++++ Task inputs ++++

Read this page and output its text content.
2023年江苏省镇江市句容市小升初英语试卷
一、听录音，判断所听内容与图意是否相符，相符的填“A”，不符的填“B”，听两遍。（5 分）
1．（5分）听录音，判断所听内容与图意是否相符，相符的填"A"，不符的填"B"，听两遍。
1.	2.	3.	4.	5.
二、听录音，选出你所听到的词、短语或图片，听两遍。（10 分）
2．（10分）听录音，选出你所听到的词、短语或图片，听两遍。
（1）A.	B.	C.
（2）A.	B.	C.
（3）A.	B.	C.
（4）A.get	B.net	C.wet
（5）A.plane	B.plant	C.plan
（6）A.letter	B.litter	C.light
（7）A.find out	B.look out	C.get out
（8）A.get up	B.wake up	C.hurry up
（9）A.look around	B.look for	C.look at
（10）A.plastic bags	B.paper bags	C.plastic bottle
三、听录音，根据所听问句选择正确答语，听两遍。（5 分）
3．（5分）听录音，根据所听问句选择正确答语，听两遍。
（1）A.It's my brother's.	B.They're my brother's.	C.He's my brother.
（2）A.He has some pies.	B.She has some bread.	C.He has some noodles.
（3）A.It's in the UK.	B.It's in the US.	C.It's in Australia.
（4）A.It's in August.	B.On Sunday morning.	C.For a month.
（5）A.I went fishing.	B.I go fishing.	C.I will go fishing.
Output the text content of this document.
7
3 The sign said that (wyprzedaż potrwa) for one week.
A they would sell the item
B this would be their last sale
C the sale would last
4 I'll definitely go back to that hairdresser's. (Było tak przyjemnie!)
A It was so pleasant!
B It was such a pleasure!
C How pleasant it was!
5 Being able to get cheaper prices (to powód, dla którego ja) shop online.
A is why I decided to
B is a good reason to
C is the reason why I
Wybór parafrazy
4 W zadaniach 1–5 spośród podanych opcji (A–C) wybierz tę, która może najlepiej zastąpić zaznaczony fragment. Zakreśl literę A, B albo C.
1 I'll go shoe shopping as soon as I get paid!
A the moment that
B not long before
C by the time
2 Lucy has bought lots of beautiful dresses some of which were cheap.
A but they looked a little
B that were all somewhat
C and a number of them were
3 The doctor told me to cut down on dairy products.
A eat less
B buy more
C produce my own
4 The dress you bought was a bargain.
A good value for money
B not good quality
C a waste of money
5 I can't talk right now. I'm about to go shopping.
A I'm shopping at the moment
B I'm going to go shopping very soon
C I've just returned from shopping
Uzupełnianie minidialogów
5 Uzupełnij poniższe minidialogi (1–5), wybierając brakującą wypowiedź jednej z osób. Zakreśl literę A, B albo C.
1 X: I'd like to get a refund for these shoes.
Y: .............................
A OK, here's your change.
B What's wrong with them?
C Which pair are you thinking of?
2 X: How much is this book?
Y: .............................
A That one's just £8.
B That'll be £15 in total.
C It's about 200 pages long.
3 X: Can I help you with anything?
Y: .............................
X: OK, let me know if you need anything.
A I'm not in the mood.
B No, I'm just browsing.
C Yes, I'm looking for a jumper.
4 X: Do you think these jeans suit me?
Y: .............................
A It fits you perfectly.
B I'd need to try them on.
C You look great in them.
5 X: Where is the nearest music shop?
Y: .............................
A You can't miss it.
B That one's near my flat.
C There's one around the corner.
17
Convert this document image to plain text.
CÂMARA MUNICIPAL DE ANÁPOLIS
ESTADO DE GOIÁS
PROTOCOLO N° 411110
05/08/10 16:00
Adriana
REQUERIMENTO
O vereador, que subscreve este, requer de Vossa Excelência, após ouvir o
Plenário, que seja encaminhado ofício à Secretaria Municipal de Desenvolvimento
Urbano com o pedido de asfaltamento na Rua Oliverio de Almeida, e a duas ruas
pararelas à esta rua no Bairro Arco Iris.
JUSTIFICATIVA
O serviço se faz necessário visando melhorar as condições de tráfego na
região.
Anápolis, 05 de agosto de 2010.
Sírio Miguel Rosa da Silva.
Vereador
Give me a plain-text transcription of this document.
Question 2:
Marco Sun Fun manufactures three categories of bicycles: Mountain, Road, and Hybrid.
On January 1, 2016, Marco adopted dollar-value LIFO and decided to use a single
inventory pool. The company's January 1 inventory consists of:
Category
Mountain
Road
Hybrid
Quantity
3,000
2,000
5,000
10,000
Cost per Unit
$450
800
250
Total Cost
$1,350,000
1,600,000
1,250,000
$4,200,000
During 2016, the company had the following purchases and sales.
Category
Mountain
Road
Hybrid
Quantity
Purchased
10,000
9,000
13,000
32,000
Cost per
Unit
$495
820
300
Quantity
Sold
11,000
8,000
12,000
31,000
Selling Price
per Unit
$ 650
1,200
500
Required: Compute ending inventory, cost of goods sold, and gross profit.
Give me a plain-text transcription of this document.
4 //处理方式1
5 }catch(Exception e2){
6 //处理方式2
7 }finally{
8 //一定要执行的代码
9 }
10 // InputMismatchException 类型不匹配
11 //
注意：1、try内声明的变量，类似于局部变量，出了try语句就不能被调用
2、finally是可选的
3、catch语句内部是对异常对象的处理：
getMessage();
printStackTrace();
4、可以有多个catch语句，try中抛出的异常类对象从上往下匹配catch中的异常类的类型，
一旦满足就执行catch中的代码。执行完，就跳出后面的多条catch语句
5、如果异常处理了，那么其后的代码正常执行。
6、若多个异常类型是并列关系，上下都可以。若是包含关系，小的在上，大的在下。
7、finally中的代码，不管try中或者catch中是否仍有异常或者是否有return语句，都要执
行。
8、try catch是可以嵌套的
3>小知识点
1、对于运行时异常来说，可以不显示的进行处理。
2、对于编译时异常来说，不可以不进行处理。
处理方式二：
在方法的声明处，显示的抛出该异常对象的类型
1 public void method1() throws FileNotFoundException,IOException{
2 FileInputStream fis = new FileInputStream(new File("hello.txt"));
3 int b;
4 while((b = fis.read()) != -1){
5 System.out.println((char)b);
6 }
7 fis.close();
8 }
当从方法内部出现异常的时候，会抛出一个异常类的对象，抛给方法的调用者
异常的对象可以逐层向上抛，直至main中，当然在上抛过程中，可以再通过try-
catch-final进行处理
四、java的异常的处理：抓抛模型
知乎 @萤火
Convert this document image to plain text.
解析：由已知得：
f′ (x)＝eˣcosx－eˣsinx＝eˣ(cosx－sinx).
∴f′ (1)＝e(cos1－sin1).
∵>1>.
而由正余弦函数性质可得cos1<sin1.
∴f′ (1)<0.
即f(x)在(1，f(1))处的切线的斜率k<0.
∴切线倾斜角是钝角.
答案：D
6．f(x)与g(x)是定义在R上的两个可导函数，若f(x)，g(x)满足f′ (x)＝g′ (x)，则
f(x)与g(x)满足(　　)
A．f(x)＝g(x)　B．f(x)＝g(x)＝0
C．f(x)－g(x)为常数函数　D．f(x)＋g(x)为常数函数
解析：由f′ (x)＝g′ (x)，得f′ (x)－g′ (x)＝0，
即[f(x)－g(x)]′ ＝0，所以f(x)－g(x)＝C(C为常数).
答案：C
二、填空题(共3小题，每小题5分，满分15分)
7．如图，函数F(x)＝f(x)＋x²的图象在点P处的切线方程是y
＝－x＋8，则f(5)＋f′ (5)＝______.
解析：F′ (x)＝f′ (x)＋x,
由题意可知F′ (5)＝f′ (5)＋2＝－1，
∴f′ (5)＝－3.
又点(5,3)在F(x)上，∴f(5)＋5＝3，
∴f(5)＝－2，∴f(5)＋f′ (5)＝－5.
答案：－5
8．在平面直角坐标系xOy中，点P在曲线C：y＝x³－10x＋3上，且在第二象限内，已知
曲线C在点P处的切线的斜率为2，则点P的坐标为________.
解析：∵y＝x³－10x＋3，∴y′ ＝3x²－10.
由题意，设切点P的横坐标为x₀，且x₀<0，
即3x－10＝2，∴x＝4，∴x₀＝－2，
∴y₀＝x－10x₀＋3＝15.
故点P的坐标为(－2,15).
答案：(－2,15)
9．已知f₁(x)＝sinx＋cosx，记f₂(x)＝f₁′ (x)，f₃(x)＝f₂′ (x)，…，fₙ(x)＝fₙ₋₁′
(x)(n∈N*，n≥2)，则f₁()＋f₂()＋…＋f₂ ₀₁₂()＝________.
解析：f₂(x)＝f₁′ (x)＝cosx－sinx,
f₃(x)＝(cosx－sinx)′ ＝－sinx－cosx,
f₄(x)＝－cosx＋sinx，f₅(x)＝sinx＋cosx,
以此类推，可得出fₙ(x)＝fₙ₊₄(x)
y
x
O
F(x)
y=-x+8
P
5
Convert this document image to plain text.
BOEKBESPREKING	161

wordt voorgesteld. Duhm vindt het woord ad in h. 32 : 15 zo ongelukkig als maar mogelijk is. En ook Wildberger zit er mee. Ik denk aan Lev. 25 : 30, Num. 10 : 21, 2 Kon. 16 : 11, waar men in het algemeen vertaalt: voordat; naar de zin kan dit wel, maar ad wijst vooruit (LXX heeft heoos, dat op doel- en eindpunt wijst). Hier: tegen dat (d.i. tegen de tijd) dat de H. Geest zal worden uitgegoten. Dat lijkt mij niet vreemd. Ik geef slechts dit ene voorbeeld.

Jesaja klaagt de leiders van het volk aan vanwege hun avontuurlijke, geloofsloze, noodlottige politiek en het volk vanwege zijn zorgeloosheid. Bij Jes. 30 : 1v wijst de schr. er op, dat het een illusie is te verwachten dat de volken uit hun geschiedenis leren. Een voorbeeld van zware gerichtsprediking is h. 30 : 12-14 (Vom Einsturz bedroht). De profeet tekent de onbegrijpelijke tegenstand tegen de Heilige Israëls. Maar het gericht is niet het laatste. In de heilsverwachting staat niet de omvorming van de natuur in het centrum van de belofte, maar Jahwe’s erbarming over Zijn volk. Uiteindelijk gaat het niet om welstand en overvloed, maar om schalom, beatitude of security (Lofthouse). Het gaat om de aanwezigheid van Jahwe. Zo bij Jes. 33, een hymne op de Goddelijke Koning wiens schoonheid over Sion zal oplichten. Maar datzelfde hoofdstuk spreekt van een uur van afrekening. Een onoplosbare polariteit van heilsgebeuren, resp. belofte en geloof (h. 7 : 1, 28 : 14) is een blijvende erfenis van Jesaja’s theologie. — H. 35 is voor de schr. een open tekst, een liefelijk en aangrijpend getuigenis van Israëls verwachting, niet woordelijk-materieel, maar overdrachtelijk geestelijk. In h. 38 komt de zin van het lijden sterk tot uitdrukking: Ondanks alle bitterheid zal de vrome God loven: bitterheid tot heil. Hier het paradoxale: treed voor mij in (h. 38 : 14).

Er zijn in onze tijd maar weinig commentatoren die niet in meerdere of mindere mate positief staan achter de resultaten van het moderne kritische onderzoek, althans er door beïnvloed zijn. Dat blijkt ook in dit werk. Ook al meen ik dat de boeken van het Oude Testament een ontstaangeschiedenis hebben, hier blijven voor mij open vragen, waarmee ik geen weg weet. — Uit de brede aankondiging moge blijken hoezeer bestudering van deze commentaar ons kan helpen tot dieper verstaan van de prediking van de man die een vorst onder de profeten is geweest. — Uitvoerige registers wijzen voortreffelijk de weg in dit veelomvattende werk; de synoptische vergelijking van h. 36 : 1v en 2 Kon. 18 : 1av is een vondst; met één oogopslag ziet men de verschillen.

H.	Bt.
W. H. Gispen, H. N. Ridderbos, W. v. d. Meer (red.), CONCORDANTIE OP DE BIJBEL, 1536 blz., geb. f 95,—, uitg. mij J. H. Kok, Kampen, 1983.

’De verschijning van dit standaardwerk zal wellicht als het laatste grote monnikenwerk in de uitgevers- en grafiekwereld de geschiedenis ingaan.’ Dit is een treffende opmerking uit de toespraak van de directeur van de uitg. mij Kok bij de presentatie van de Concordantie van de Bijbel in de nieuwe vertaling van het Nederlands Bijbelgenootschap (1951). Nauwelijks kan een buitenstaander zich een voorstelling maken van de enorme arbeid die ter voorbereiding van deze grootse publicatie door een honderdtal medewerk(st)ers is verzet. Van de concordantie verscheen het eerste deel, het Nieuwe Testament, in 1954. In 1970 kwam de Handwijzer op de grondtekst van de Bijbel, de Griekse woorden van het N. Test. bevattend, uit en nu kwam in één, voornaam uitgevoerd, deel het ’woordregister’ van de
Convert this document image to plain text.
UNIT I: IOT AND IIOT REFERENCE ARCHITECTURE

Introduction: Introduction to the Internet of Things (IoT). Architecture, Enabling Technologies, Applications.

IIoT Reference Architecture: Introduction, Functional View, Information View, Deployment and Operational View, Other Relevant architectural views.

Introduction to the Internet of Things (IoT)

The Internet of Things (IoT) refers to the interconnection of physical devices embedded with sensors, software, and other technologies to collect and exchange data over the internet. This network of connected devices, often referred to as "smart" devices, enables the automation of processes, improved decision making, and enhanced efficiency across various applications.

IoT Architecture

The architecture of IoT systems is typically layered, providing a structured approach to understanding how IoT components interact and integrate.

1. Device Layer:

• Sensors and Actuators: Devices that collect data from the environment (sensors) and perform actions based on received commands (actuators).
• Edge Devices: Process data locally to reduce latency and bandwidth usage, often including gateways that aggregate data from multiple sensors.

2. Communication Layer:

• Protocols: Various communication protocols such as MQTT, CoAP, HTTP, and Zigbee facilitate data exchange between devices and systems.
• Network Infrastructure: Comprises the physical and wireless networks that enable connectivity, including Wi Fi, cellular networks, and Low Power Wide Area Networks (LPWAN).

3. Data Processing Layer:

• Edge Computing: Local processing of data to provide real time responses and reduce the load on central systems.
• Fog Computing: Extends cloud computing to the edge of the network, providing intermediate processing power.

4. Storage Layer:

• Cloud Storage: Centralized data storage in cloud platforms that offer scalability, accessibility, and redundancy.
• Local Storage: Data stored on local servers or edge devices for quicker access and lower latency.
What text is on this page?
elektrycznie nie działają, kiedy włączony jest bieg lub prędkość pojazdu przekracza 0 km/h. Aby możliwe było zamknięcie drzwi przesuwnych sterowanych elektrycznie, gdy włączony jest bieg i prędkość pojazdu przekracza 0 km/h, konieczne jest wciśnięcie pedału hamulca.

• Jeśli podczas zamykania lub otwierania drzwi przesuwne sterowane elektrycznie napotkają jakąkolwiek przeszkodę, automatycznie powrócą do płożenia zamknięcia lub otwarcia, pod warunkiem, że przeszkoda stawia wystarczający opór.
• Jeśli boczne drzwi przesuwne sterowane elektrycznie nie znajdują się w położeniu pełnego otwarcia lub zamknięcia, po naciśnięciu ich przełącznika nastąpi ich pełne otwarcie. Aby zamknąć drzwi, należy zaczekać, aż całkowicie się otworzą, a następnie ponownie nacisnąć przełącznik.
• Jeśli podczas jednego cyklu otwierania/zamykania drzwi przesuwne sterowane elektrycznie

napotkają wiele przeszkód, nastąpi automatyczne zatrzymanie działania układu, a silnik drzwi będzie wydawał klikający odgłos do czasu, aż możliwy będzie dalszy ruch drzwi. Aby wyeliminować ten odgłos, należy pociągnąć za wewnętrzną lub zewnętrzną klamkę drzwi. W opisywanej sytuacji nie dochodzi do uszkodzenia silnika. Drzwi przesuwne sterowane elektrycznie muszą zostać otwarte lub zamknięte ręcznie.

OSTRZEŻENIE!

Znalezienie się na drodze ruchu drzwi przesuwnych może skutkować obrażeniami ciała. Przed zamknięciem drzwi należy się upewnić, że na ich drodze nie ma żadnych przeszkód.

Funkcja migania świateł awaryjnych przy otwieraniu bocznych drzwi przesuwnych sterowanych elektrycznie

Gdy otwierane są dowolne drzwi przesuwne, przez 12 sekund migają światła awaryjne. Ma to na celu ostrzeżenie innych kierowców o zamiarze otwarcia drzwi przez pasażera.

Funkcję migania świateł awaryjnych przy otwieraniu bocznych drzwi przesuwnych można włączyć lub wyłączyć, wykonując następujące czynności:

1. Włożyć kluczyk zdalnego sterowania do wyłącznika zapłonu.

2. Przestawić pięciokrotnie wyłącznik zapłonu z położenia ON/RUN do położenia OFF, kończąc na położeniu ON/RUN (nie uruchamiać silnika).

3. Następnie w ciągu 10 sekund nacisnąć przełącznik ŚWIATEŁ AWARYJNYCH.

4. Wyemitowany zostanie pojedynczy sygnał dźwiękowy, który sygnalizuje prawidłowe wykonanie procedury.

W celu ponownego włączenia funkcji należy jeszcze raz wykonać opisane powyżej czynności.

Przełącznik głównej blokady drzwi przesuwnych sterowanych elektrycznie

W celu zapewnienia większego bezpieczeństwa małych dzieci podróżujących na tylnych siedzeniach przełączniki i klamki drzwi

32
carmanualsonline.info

++++

• _The problem_
Return each line where "短语或图片" shows up.

• _Output for this exercise_
二、听录音，选出你所听到的词、短语或图片，听两遍。（10 分）
2．（10分）听录音，选出你所听到的词、短语或图片，听两遍。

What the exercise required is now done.